Records for the exercise >>
# # # # #
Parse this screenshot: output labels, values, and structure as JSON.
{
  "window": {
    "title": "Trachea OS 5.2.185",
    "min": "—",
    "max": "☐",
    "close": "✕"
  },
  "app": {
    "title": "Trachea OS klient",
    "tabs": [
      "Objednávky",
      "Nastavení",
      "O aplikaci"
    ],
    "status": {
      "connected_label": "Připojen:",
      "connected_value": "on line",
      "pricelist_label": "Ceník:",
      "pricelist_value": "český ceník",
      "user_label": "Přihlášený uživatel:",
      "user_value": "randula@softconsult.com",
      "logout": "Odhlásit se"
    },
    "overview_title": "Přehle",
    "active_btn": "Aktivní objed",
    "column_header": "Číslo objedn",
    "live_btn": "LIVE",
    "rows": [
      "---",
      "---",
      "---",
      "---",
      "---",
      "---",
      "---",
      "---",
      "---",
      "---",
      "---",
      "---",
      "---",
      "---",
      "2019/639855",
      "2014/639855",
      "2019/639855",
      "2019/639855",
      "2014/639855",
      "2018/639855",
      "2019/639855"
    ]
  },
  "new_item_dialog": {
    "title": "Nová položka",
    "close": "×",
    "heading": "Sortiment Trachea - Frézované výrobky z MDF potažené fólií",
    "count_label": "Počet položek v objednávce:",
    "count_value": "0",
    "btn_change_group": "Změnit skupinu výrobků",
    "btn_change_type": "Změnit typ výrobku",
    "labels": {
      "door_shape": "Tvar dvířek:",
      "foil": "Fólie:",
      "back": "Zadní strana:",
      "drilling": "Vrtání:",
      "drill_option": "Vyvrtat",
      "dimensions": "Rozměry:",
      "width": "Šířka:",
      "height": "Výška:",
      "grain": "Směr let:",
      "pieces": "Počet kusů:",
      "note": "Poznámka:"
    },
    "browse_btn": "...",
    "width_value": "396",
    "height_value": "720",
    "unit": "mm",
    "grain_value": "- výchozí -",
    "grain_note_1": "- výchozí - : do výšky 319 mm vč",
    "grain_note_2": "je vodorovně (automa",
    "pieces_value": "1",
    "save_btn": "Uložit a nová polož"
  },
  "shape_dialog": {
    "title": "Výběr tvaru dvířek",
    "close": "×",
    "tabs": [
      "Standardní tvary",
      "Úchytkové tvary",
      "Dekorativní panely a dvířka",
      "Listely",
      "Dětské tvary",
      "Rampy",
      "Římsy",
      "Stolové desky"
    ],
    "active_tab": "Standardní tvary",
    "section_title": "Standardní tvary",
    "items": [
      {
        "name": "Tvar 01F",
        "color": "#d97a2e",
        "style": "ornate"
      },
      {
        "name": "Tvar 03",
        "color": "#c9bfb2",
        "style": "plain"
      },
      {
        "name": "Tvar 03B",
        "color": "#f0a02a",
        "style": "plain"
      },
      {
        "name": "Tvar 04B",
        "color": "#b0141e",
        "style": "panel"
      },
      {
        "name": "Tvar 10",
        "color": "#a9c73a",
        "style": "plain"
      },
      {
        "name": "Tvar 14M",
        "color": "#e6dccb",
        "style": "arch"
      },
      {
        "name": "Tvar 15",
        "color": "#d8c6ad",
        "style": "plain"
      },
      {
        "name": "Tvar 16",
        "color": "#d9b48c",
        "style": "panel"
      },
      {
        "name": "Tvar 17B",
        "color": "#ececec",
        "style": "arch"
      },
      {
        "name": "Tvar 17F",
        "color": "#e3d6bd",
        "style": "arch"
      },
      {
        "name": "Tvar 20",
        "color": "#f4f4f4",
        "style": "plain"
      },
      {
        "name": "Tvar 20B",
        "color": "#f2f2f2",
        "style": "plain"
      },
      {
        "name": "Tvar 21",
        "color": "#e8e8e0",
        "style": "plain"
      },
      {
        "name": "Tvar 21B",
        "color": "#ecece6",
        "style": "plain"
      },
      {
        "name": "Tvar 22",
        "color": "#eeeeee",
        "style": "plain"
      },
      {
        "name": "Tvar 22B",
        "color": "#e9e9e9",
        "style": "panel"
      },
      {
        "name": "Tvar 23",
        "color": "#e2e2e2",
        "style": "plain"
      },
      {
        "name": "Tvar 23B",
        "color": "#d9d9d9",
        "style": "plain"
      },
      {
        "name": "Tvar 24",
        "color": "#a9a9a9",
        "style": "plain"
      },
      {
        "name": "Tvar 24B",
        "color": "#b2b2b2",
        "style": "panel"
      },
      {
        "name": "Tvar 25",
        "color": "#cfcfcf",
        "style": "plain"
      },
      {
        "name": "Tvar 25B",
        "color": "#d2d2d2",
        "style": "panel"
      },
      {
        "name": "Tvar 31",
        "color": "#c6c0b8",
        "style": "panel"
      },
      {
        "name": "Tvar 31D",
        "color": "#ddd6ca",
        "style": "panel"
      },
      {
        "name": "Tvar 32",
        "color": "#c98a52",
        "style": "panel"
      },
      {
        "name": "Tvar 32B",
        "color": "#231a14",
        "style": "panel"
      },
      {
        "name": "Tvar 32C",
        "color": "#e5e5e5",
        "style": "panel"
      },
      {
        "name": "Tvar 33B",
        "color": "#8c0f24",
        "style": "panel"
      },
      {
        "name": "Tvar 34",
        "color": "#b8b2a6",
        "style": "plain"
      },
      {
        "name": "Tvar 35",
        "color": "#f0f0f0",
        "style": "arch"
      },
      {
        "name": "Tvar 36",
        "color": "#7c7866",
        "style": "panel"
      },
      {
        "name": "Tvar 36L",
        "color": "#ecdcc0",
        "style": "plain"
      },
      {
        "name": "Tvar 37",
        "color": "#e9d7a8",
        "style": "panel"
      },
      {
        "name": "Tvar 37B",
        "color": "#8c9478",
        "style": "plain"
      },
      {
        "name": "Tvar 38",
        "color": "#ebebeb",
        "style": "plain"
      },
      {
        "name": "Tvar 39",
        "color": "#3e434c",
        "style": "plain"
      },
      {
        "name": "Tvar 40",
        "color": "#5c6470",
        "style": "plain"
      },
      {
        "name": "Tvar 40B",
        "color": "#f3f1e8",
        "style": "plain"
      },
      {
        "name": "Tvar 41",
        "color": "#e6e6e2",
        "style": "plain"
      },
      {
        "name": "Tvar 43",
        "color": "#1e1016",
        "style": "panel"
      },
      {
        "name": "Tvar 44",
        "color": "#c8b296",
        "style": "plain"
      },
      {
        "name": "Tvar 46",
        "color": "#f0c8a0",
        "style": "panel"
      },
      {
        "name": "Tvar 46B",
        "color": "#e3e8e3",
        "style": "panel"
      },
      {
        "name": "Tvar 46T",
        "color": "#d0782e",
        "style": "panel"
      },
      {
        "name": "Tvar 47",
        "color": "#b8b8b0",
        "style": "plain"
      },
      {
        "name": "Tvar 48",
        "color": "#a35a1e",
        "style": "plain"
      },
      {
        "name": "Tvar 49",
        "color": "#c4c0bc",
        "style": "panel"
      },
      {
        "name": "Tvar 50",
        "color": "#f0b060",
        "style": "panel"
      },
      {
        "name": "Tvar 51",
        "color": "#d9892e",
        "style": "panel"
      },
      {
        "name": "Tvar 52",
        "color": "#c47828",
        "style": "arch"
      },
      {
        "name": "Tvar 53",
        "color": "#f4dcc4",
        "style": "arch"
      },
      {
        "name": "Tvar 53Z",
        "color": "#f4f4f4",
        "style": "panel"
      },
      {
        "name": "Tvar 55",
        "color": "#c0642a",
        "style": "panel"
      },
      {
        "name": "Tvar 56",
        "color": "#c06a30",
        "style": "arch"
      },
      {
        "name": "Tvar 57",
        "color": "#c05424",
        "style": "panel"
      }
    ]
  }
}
# # # # #
What to work on >>
Reproduce the data, keeping every line exactly the same.

Response to the exercise >>
Parse this screenshot: output labels, values, and structure as JSON.
{
  "window": {
    "title": "Trachea OS 5.2.185",
    "min": "—",
    "max": "☐",
    "close": "✕"
  },
  "app": {
    "title": "Trachea OS klient",
    "tabs": [
      "Objednávky",
      "Nastavení",
      "O aplikaci"
    ],
    "status": {
      "connected_label": "Připojen:",
      "connected_value": "on line",
      "pricelist_label": "Ceník:",
      "pricelist_value": "český ceník",
      "user_label": "Přihlášený uživatel:",
      "user_value": "randula@softconsult.com",
      "logout": "Odhlásit se"
    },
    "overview_title": "Přehle",
    "active_btn": "Aktivní objed",
    "column_header": "Číslo objedn",
    "live_btn": "LIVE",
    "rows": [
      "---",
      "---",
      "---",
      "---",
      "---",
      "---",
      "---",
      "---",
      "---",
      "---",
      "---",
      "---",
      "---",
      "---",
      "2019/639855",
      "2014/639855",
      "2019/639855",
      "2019/639855",
      "2014/639855",
      "2018/639855",
      "2019/639855"
    ]
  },
  "new_item_dialog": {
    "title": "Nová položka",
    "close": "×",
    "heading": "Sortiment Trachea - Frézované výrobky z MDF potažené fólií",
    "count_label": "Počet položek v objednávce:",
    "count_value": "0",
    "btn_change_group": "Změnit skupinu výrobků",
    "btn_change_type": "Změnit typ výrobku",
    "labels": {
      "door_shape": "Tvar dvířek:",
      "foil": "Fólie:",
      "back": "Zadní strana:",
      "drilling": "Vrtání:",
      "drill_option": "Vyvrtat",
      "dimensions": "Rozměry:",
      "width": "Šířka:",
      "height": "Výška:",
      "grain": "Směr let:",
      "pieces": "Počet kusů:",
      "note": "Poznámka:"
    },
    "browse_btn": "...",
    "width_value": "396",
    "height_value": "720",
    "unit": "mm",
    "grain_value": "- výchozí -",
    "grain_note_1": "- výchozí - : do výšky 319 mm vč",
    "grain_note_2": "je vodorovně (automa",
    "pieces_value": "1",
    "save_btn": "Uložit a nová polož"
  },
  "shape_dialog": {
    "title": "Výběr tvaru dvířek",
    "close": "×",
    "tabs": [
      "Standardní tvary",
      "Úchytkové tvary",
      "Dekorativní panely a dvířka",
      "Listely",
      "Dětské tvary",
      "Rampy",
      "Římsy",
      "Stolové desky"
    ],
    "active_tab": "Standardní tvary",
    "section_title": "Standardní tvary",
    "items": [
      {
        "name": "Tvar 01F",
        "color": "#d97a2e",
        "style": "ornate"
      },
      {
        "name": "Tvar 03",
        "color": "#c9bfb2",
        "style": "plain"
      },
      {
        "name": "Tvar 03B",
        "color": "#f0a02a",
        "style": "plain"
      },
      {
        "name": "Tvar 04B",
        "color": "#b0141e",
        "style": "panel"
      },
      {
        "name": "Tvar 10",
        "color": "#a9c73a",
        "style": "plain"
      },
      {
        "name": "Tvar 14M",
        "color": "#e6dccb",
        "style": "arch"
      },
      {
        "name": "Tvar 15",
        "color": "#d8c6ad",
        "style": "plain"
      },
      {
        "name": "Tvar 16",
        "color": "#d9b48c",
        "style": "panel"
      },
      {
        "name": "Tvar 17B",
        "color": "#ececec",
        "style": "arch"
      },
      {
        "name": "Tvar 17F",
        "color": "#e3d6bd",
        "style": "arch"
      },
      {
        "name": "Tvar 20",
        "color": "#f4f4f4",
        "style": "plain"
      },
      {
        "name": "Tvar 20B",
        "color": "#f2f2f2",
        "style": "plain"
      },
      {
        "name": "Tvar 21",
        "color": "#e8e8e0",
        "style": "plain"
      },
      {
        "name": "Tvar 21B",
        "color": "#ecece6",
        "style": "plain"
      },
      {
        "name": "Tvar 22",
        "color": "#eeeeee",
        "style": "plain"
      },
      {
        "name": "Tvar 22B",
        "color": "#e9e9e9",
        "style": "panel"
      },
      {
        "name": "Tvar 23",
        "color": "#e2e2e2",
        "style": "plain"
      },
      {
        "name": "Tvar 23B",
        "color": "#d9d9d9",
        "style": "plain"
      },
      {
        "name": "Tvar 24",
        "color": "#a9a9a9",
        "style": "plain"
      },
      {
        "name": "Tvar 24B",
        "color": "#b2b2b2",
        "style": "panel"
      },
      {
        "name": "Tvar 25",
        "color": "#cfcfcf",
        "style": "plain"
      },
      {
        "name": "Tvar 25B",
        "color": "#d2d2d2",
        "style": "panel"
      },
      {
        "name": "Tvar 31",
        "color": "#c6c0b8",
        "style": "panel"
      },
      {
        "name": "Tvar 31D",
        "color": "#ddd6ca",
        "style": "panel"
      },
      {
        "name": "Tvar 32",
        "color": "#c98a52",
        "style": "panel"
      },
      {
        "name": "Tvar 32B",
        "color": "#231a14",
        "style": "panel"
      },
      {
        "name": "Tvar 32C",
        "color": "#e5e5e5",
        "style": "panel"
      },
      {
        "name": "Tvar 33B",
        "color": "#8c0f24",
        "style": "panel"
      },
      {
        "name": "Tvar 34",
        "color": "#b8b2a6",
        "style": "plain"
      },
      {
        "name": "Tvar 35",
        "color": "#f0f0f0",
        "style": "arch"
      },
      {
        "name": "Tvar 36",
        "color": "#7c7866",
        "style": "panel"
      },
      {
        "name": "Tvar 36L",
        "color": "#ecdcc0",
        "style": "plain"
      },
      {
        "name": "Tvar 37",
        "color": "#e9d7a8",
        "style": "panel"
      },
      {
        "name": "Tvar 37B",
        "color": "#8c9478",
        "style": "plain"
      },
      {
        "name": "Tvar 38",
        "color": "#ebebeb",
        "style": "plain"
      },
      {
        "name": "Tvar 39",
        "color": "#3e434c",
        "style": "plain"
      },
      {
        "name": "Tvar 40",
        "color": "#5c6470",
        "style": "plain"
      },
      {
        "name": "Tvar 40B",
        "color": "#f3f1e8",
        "style": "plain"
      },
      {
        "name": "Tvar 41",
        "color": "#e6e6e2",
        "style": "plain"
      },
      {
        "name": "Tvar 43",
        "color": "#1e1016",
        "style": "panel"
      },
      {
        "name": "Tvar 44",
        "color": "#c8b296",
        "style": "plain"
      },
      {
        "name": "Tvar 46",
        "color": "#f0c8a0",
        "style": "panel"
      },
      {
        "name": "Tvar 46B",
        "color": "#e3e8e3",
        "style": "panel"
      },
      {
        "name": "Tvar 46T",
        "color": "#d0782e",
        "style": "panel"
      },
      {
        "name": "Tvar 47",
        "color": "#b8b8b0",
        "style": "plain"
      },
      {
        "name": "Tvar 48",
        "color": "#a35a1e",
        "style": "plain"
      },
      {
        "name": "Tvar 49",
        "color": "#c4c0bc",
        "style": "panel"
      },
      {
        "name": "Tvar 50",
        "color": "#f0b060",
        "style": "panel"
      },
      {
        "name": "Tvar 51",
        "color": "#d9892e",
        "style": "panel"
      },
      {
        "name": "Tvar 52",
        "color": "#c47828",
        "style": "arch"
      },
      {
        "name": "Tvar 53",
        "color": "#f4dcc4",
        "style": "arch"
      },
      {
        "name": "Tvar 53Z",
        "color": "#f4f4f4",
        "style": "panel"
      },
      {
        "name": "Tvar 55",
        "color": "#c0642a",
        "style": "panel"
      },
      {
        "name": "Tvar 56",
        "color": "#c06a30",
        "style": "arch"
      },
      {
        "name": "Tvar 57",
        "color": "#c05424",
        "style": "panel"
      }
    ]
  }
}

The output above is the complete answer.